STATED PROBLEM – Return each line holding the string "wetgeving".

GIVEN ENTRIES –
------------------------------------

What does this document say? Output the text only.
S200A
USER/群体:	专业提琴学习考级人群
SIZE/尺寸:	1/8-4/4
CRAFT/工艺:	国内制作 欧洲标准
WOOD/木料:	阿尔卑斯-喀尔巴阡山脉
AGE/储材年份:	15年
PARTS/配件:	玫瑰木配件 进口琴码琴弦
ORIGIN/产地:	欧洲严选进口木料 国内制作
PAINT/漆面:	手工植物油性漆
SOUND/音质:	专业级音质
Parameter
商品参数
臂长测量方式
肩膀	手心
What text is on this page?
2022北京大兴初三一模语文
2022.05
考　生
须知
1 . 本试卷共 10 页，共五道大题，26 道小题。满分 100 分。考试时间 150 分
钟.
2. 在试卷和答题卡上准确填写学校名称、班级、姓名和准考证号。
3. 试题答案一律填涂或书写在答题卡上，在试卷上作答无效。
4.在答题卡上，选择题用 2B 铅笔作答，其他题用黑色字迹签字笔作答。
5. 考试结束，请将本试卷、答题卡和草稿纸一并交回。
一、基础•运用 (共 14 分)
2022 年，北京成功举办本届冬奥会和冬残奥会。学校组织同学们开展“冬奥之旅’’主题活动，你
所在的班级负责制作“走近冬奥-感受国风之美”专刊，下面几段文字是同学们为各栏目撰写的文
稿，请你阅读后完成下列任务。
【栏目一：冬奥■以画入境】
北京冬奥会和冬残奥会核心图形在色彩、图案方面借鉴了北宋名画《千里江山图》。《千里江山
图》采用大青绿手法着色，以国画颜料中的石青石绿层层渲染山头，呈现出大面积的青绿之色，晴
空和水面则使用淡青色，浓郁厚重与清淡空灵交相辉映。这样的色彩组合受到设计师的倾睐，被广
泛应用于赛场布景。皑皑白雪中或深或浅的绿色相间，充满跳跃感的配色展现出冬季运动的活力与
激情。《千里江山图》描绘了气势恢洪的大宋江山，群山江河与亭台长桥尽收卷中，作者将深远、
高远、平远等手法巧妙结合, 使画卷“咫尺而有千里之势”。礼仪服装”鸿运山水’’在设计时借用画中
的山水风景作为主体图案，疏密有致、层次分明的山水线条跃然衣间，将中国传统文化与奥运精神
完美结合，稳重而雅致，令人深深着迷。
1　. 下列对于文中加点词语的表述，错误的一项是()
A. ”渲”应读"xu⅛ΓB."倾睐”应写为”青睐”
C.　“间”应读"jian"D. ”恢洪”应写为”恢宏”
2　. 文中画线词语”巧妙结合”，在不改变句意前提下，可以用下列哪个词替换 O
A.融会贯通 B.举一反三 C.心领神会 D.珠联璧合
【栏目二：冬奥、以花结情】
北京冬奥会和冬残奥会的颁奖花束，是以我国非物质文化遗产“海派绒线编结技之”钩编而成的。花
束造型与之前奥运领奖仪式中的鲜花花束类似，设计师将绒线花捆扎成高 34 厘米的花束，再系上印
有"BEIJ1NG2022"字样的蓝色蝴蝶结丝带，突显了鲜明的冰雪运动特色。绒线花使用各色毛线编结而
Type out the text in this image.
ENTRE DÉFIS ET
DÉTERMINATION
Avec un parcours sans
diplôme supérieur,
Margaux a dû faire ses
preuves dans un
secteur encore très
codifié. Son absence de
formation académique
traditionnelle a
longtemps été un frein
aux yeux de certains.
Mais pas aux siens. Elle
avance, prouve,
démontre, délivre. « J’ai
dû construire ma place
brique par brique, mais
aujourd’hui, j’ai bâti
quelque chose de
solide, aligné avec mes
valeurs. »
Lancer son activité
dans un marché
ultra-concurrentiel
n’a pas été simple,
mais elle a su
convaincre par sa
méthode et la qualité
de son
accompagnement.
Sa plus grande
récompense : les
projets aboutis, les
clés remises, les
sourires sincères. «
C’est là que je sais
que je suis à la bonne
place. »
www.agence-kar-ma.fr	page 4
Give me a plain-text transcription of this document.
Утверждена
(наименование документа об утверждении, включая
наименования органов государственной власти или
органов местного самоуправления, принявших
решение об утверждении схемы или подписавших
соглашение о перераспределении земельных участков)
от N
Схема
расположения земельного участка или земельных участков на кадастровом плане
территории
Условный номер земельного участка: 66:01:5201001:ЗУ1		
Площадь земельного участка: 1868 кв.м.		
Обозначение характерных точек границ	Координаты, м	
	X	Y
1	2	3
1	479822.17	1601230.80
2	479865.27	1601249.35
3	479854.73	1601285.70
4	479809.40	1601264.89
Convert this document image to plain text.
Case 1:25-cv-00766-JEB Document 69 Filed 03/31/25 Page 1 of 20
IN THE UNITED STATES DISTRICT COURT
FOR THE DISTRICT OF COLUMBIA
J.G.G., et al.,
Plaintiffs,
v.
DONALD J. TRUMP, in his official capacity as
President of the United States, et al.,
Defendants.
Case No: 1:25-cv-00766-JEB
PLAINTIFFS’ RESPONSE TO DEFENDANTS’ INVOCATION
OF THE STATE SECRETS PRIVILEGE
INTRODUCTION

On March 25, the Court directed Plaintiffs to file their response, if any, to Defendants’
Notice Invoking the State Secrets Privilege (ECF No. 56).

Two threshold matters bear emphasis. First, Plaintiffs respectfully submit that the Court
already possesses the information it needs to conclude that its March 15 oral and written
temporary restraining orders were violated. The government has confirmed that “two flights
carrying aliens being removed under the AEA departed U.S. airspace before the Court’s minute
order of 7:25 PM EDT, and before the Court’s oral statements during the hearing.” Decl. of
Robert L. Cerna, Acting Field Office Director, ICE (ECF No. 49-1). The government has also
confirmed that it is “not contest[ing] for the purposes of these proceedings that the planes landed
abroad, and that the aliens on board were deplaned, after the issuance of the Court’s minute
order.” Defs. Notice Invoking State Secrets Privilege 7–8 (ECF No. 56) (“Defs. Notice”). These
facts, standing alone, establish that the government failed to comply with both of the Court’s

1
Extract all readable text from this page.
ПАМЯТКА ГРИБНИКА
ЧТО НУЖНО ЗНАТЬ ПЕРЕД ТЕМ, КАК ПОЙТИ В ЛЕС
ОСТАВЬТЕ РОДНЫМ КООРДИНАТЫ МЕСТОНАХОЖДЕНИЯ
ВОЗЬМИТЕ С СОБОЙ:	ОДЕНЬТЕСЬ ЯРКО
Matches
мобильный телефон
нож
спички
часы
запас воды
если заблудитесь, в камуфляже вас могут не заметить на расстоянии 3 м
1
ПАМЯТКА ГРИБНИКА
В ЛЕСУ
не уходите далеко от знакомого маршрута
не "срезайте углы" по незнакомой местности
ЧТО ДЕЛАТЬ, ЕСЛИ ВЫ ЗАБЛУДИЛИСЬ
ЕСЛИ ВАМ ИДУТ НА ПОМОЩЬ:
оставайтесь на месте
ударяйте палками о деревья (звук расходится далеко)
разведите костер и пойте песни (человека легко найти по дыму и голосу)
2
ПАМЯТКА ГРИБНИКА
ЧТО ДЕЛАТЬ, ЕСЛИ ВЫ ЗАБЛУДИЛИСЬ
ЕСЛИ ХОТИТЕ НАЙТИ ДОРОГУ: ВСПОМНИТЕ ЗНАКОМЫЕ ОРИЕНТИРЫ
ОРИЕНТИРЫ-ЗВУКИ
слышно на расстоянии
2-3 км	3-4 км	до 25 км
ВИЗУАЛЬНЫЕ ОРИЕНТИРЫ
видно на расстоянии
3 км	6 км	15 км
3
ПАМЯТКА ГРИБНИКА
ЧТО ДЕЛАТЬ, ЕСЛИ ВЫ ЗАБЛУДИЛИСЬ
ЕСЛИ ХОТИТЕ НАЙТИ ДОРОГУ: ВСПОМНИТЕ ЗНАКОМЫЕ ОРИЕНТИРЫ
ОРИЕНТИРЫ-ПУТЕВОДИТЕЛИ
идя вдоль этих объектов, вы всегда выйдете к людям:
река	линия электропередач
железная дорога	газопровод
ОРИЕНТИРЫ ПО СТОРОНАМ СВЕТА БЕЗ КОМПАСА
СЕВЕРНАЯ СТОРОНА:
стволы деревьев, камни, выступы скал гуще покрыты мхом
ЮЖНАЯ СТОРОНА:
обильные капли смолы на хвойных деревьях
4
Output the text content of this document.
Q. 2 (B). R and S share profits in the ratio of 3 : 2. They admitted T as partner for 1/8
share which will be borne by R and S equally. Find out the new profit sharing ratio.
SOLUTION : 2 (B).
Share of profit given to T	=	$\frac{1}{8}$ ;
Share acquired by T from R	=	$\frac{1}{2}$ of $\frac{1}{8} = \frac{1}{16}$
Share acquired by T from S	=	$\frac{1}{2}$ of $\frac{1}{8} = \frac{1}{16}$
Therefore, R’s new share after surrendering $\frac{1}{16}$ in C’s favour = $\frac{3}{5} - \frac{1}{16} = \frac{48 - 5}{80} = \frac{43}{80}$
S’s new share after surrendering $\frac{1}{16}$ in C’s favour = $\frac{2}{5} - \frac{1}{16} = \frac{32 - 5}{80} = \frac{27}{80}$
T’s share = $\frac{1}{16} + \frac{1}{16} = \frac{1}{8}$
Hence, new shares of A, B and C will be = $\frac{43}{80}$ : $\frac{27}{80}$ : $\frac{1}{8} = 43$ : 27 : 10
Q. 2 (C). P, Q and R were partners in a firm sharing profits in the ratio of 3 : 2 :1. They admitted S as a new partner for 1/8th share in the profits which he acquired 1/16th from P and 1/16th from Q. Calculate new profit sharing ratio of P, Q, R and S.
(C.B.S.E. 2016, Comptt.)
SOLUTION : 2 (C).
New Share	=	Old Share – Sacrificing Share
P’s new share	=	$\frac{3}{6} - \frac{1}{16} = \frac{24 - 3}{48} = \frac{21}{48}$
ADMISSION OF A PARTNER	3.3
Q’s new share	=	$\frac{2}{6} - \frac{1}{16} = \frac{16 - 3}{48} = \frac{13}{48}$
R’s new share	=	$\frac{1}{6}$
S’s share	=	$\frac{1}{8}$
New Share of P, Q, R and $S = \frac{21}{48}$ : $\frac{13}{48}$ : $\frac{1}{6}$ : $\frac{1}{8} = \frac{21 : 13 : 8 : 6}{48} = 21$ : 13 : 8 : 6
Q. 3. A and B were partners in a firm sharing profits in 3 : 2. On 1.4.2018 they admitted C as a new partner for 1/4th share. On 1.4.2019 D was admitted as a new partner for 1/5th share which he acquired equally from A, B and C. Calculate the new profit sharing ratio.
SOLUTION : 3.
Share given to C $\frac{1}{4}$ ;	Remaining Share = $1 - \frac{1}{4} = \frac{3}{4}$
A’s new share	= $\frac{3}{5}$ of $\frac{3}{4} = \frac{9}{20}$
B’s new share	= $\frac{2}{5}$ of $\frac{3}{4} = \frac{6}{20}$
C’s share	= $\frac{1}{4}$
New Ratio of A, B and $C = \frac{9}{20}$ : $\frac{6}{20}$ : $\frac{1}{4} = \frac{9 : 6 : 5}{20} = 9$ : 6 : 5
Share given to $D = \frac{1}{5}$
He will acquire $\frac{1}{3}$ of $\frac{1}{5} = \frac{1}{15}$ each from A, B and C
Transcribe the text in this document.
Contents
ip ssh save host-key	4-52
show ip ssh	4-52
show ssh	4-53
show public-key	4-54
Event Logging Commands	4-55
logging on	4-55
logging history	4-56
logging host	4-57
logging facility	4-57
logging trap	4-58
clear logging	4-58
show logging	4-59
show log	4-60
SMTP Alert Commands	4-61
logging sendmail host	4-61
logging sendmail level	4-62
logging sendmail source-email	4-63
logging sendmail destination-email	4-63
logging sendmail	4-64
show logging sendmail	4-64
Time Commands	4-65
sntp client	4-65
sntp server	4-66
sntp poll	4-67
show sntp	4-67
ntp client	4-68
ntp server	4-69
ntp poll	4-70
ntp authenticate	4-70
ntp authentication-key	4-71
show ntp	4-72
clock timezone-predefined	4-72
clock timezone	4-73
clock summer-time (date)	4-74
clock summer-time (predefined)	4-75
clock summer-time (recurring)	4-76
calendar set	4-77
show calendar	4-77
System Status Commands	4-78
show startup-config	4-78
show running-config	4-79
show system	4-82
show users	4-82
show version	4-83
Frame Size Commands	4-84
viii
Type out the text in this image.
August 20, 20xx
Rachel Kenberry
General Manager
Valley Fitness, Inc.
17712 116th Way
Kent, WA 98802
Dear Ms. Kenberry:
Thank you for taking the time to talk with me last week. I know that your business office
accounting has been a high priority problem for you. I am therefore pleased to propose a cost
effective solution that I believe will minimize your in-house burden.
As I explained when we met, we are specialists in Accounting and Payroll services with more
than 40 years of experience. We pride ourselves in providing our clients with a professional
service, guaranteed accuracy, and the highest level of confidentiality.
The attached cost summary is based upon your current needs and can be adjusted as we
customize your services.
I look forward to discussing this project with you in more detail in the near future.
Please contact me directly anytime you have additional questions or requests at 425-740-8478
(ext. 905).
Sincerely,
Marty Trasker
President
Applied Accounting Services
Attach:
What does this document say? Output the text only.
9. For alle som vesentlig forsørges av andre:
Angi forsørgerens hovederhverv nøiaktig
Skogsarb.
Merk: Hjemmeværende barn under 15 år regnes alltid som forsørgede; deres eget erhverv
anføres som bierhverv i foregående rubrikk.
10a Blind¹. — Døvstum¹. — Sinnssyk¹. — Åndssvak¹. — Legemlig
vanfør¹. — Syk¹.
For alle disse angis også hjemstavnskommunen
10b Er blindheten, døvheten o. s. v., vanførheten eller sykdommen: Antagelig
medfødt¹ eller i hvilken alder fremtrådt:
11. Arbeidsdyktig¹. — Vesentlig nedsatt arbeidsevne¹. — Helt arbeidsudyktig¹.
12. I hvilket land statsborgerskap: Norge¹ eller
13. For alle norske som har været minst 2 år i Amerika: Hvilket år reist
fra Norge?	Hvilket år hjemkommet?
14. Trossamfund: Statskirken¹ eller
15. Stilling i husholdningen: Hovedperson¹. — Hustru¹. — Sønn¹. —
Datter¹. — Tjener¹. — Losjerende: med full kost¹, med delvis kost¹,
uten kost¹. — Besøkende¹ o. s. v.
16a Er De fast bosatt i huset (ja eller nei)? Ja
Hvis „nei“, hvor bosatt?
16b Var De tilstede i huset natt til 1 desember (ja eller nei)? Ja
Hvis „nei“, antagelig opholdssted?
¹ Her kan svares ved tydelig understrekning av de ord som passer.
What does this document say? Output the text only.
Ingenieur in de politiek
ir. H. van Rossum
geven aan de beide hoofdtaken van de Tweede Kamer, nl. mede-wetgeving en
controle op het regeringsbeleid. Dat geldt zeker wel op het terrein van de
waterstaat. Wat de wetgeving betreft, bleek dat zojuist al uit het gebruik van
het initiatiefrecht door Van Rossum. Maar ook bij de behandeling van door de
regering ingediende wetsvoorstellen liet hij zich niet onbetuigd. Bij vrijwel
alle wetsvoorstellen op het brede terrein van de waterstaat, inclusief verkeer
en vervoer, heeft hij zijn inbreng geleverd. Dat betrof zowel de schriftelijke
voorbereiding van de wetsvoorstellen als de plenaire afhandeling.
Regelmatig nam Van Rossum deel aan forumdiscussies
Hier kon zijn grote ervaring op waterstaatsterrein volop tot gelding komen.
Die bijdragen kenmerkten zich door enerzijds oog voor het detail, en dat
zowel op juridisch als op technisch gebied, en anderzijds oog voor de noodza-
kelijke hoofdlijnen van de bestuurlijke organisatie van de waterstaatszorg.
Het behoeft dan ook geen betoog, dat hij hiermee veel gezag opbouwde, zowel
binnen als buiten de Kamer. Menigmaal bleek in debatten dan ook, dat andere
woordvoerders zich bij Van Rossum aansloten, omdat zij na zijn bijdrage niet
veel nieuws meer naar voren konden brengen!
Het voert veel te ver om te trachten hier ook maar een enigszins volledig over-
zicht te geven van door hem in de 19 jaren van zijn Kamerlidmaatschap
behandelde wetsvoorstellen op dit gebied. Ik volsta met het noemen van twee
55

------------------------------------

THE SOLUTION –
geven aan de beide hoofdtaken van de Tweede Kamer, nl. mede-wetgeving en
waterstaat. Wat de wetgeving betreft, bleek dat zojuist al uit het gebruik van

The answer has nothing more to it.